Exercise instructions ->
1. Answer these questions using the science funding passage.
(a) By what vote did the Senate reject the proposed cuts?
(b) How much did NIH end up receiving?
(c) How much did NASA science missions receive?
2. Retype the part of the science funding passage starting at "This is genuinely" and ending at "administration had proposed.".
[[ Excerpt to read open ]]
When was the last time Congress did something genuinely good for science — and the whole country just shrugged?
The vote that should have been front page news
Earlier this year, the Trump administration proposed cutting NIH by nearly 40% and slashing NASA's science budget by 47 percent. Congress looked at those numbers and said: absolutely not. The Senate voted 82 to 15 to reject the cuts — 46 Republicans joining 35 Democrats. That is not a close call. That is a rebuke.
I believe this is one of the most underreported political stories of 2026. The appropriations process is unglamorous by design — no speeches go viral, no one trends on social media for voting on a minibus spending package. But the gears of democratic governance turned, and they turned in the right direction.
This is genuinely good governance. And I do not say that lightly.
What was actually at stake — and how close we came to losing it
The numbers are staggering when you lay them out. NIH ended up receiving $47.2 billion — a modest increase over the prior year — instead of the catastrophic cut the White House requested. NASA science missions received $7.25 billion, a 1.1 percent dip rather than the 47 percent cliff the administration had proposed.
[[ Excerpt to read closed ]]
[[ Available data open ]]
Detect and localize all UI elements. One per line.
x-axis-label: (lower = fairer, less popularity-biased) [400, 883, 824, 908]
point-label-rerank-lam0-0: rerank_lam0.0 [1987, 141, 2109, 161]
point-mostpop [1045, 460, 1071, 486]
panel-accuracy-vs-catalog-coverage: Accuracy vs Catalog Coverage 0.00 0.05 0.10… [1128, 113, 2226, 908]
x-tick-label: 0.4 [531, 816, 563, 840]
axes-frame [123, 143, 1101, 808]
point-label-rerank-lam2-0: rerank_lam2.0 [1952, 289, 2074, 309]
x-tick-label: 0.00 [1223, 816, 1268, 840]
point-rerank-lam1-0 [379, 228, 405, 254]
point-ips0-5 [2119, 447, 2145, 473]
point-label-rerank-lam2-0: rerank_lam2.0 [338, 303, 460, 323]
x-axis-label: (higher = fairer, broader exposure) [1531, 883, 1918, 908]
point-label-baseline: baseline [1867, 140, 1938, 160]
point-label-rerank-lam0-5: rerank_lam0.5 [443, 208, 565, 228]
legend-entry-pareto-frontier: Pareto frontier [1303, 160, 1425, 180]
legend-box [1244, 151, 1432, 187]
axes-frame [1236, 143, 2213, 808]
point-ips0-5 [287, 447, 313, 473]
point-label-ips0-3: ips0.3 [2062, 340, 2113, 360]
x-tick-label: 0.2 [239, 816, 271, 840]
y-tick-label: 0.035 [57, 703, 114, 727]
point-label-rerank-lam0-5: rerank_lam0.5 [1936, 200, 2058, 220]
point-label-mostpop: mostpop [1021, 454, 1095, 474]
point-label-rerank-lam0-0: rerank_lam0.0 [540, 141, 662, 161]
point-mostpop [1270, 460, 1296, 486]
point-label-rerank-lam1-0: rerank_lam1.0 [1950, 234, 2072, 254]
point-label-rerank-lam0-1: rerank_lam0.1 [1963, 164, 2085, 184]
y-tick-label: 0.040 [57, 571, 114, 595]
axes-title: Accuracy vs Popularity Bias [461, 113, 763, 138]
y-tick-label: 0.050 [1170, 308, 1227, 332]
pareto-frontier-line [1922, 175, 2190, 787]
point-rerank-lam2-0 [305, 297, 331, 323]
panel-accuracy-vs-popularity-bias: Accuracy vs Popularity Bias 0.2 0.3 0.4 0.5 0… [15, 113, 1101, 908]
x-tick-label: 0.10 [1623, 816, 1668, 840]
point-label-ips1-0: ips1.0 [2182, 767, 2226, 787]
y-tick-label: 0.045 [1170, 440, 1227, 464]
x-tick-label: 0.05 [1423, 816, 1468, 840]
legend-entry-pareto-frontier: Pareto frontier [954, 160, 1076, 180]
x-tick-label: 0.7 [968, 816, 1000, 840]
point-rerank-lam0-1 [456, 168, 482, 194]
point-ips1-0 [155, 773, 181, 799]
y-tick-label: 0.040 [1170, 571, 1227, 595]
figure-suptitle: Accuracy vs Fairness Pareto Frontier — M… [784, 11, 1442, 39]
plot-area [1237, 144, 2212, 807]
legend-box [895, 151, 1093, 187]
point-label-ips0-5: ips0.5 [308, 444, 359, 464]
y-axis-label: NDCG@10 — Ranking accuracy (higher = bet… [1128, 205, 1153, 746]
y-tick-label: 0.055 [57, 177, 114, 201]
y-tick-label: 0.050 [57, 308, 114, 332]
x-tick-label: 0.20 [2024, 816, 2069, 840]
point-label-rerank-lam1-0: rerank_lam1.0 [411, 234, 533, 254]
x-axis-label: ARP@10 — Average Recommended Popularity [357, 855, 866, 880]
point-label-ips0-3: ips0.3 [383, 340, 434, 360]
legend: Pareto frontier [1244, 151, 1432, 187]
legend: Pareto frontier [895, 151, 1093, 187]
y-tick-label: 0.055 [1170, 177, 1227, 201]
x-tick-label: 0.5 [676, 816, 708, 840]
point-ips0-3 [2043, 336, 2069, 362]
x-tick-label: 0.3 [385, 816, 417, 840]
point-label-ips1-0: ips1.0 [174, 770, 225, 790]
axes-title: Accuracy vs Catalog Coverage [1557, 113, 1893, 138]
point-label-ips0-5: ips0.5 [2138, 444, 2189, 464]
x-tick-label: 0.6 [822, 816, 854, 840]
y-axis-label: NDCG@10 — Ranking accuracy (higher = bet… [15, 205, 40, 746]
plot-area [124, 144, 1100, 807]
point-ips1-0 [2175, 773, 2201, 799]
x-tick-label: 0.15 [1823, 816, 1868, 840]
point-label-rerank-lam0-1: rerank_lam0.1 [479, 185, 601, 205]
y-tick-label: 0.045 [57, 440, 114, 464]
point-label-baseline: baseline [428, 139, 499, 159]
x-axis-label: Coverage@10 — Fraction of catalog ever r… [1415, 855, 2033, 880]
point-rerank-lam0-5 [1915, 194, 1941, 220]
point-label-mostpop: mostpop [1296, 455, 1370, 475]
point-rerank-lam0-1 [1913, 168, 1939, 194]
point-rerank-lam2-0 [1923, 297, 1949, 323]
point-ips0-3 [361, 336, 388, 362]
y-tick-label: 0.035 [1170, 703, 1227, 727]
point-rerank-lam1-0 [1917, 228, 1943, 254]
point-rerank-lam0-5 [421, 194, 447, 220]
[[ Available data closed ]]
Answers provided ->
1.
(a) 82 to 15
(b) $47.2 billion
(c) $7.25 billion

2.
This is genuinely good governance. And I do not say that lightly.
What was actually at stake — and how close we came to losing it
The numbers are staggering when you lay them out. NIH ended up receiving $47.2 billion — a modest increase over the prior year — instead of the catastrophic cut the White House requested. NASA science missions received $7.25 billion, a 1.1 percent dip rather than the 47 percent cliff the administration had proposed.